#### TASK INPUT:

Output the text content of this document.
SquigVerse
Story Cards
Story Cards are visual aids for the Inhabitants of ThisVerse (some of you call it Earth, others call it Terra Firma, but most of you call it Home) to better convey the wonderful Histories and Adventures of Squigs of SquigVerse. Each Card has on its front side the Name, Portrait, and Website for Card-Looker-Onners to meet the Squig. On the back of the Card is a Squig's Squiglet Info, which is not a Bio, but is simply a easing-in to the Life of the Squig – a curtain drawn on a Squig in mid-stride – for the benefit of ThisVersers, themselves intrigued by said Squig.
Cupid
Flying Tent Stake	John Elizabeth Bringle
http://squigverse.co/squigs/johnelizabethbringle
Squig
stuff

#### CHALLENGE:
Nothing should be left out: repeat all of the data exactly.

#### FINISHED TASK:
Output the text content of this document.
SquigVerse
Story Cards
Story Cards are visual aids for the Inhabitants of ThisVerse (some of you call it Earth, others call it Terra Firma, but most of you call it Home) to better convey the wonderful Histories and Adventures of Squigs of SquigVerse. Each Card has on its front side the Name, Portrait, and Website for Card-Looker-Onners to meet the Squig. On the back of the Card is a Squig's Squiglet Info, which is not a Bio, but is simply a easing-in to the Life of the Squig – a curtain drawn on a Squig in mid-stride – for the benefit of ThisVersers, themselves intrigued by said Squig.
Cupid
Flying Tent Stake	John Elizabeth Bringle
http://squigverse.co/squigs/johnelizabethbringle
Squig
stuff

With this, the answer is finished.